Work through the entries below and report how many lines include "gatherings". The number alone is the answer.

Exercise data:
---

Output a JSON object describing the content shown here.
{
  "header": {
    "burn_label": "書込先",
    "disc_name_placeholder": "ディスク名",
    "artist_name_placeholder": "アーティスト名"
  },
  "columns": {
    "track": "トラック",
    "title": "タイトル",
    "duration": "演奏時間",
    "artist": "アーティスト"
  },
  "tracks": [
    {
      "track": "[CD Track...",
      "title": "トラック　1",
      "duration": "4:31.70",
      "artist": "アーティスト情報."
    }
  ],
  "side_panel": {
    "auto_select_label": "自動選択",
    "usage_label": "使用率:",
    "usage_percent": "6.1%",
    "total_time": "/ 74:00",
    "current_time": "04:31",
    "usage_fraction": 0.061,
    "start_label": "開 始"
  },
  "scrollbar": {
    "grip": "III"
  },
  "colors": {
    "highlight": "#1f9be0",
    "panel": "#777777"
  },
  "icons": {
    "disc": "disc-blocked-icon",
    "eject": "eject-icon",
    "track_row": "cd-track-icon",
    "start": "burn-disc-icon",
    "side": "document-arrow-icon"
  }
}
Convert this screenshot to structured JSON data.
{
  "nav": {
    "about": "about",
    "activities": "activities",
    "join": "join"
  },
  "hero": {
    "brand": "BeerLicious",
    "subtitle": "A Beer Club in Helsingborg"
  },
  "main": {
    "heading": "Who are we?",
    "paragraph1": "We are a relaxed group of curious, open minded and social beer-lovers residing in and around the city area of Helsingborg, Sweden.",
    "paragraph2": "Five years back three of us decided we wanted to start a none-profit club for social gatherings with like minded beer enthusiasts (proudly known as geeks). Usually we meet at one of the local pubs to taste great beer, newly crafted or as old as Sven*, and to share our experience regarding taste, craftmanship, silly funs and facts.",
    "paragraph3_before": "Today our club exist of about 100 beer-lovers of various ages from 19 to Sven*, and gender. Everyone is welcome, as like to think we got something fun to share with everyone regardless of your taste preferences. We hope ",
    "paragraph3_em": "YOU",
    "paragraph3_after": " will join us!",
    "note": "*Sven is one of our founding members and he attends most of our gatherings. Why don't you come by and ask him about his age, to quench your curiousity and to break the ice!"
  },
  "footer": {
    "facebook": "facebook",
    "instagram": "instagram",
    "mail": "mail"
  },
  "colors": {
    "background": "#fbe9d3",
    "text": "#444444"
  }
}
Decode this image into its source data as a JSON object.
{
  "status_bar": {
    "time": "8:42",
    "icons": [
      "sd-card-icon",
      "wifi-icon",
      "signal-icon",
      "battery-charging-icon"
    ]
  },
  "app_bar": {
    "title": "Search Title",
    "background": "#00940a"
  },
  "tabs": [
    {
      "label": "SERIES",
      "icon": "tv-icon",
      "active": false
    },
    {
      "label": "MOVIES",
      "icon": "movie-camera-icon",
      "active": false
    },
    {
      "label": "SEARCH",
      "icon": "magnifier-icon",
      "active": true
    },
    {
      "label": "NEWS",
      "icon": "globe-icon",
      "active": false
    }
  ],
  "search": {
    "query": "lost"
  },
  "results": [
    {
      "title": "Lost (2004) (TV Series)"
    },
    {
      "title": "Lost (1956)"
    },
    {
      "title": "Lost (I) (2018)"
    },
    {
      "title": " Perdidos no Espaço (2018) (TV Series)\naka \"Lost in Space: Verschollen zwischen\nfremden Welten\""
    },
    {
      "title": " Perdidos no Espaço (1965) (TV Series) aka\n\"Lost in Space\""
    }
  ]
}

---

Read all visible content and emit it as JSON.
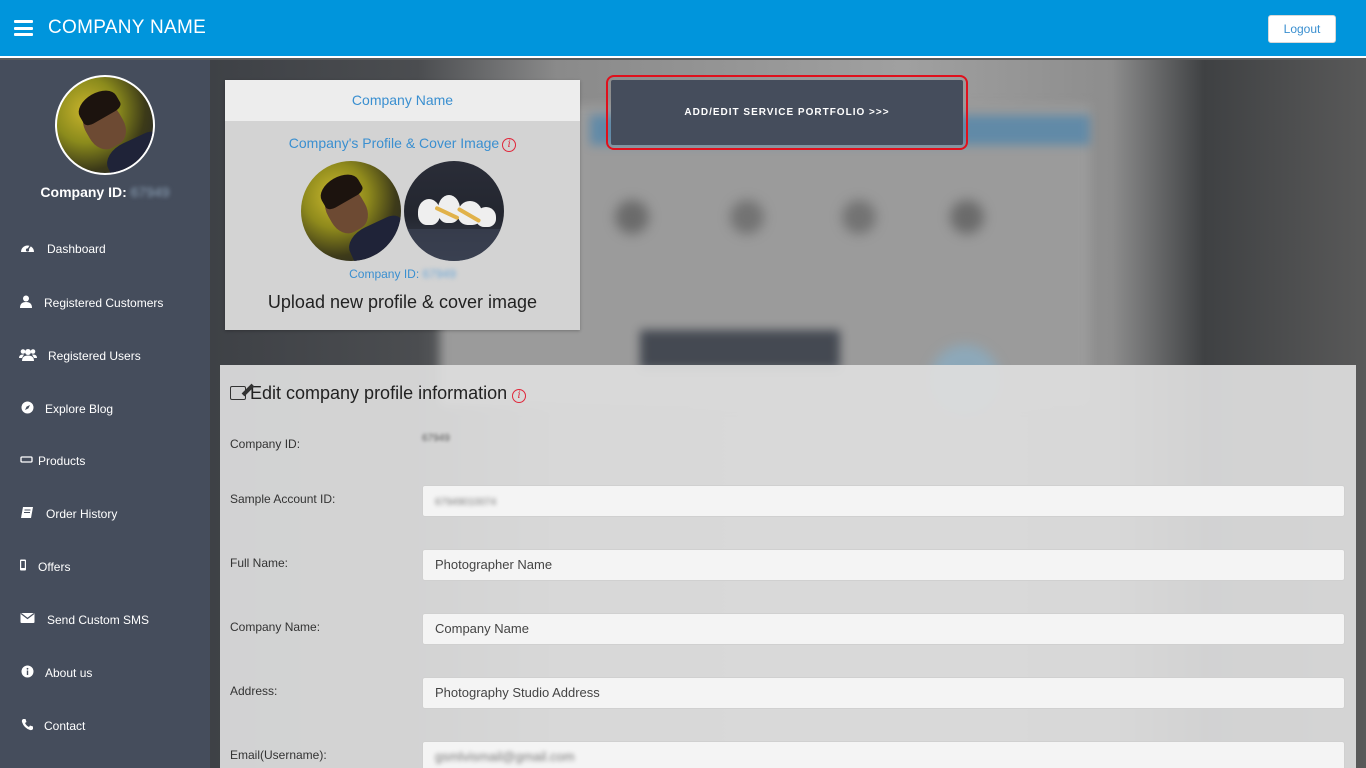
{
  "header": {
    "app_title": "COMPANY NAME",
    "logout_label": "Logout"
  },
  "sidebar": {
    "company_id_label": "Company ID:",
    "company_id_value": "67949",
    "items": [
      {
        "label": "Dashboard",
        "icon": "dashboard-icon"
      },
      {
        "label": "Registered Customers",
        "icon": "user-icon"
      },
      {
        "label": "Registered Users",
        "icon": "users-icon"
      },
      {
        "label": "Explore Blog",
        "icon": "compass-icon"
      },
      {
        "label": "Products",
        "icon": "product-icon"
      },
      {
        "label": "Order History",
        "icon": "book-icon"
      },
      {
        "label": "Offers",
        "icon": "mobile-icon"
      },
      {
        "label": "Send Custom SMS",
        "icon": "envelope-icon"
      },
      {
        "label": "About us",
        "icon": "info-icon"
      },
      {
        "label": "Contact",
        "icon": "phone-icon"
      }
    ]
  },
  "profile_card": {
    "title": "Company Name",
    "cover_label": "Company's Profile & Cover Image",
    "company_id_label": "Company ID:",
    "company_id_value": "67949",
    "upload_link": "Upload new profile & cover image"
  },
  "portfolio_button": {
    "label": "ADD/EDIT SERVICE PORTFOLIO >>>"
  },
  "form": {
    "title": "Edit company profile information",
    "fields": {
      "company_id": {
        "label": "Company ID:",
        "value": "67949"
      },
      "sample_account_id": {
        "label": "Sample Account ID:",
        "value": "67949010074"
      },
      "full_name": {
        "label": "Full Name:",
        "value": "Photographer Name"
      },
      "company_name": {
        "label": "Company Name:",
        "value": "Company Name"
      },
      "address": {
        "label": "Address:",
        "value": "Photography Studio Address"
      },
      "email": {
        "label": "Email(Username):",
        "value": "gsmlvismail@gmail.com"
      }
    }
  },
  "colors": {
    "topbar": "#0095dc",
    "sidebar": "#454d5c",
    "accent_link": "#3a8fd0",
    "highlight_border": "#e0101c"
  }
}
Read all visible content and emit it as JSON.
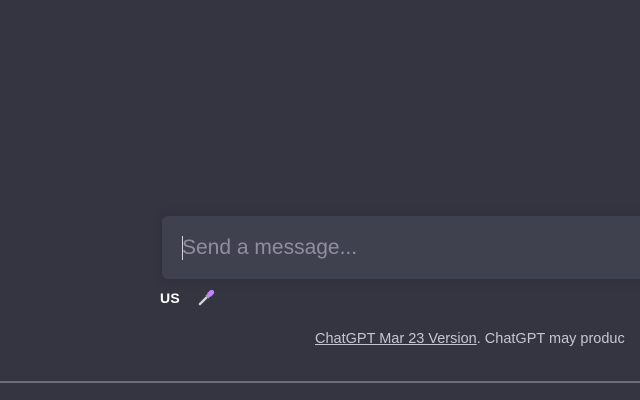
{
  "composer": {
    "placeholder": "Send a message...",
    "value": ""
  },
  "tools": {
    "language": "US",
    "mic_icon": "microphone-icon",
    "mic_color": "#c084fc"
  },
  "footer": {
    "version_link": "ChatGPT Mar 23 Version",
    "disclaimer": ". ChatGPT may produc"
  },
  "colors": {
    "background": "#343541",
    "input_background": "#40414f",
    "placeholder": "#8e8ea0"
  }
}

---

Final answer:
2